The request:
Within the records that follow, find every line containing the string "doctor". Copy those lines.

Raw data:
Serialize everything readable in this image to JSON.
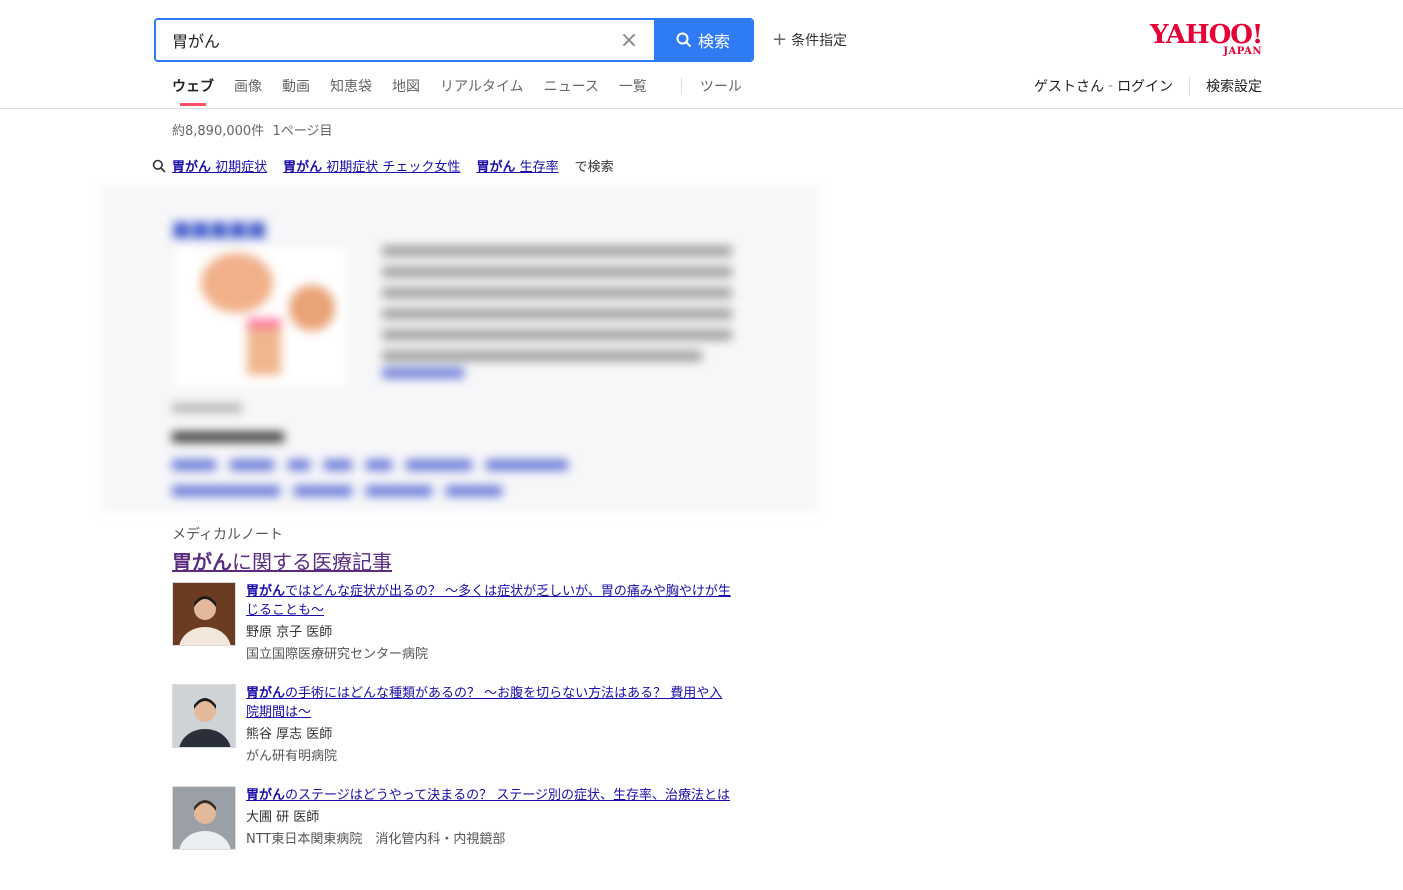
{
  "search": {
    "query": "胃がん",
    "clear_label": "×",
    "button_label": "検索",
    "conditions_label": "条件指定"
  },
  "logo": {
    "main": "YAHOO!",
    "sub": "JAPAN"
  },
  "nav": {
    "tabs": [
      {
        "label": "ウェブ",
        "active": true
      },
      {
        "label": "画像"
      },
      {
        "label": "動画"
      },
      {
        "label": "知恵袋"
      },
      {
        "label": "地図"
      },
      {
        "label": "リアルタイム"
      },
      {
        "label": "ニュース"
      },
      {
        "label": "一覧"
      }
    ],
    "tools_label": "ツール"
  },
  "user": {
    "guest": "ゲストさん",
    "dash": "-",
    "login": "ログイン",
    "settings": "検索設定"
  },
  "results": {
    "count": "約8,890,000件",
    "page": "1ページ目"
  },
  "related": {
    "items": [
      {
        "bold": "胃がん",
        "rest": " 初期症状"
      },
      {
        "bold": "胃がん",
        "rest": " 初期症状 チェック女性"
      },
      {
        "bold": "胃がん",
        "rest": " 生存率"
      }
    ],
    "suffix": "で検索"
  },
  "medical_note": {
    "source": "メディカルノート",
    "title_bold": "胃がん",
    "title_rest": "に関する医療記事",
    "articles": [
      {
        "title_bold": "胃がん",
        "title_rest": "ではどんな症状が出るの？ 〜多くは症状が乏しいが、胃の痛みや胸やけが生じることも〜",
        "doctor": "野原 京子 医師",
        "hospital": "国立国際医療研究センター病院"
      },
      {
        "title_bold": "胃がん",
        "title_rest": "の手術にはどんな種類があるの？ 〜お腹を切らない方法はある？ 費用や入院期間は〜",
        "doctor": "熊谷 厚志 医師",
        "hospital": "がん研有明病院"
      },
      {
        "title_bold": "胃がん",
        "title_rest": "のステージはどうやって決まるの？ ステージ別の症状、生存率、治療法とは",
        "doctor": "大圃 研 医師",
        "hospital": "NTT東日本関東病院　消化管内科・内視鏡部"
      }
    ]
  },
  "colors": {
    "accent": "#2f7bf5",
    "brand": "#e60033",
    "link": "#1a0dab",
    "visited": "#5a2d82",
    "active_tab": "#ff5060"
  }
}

Response to the exercise:
        "doctor": "野原 京子 医師",
        "doctor": "熊谷 厚志 医師",
        "doctor": "大圃 研 医師",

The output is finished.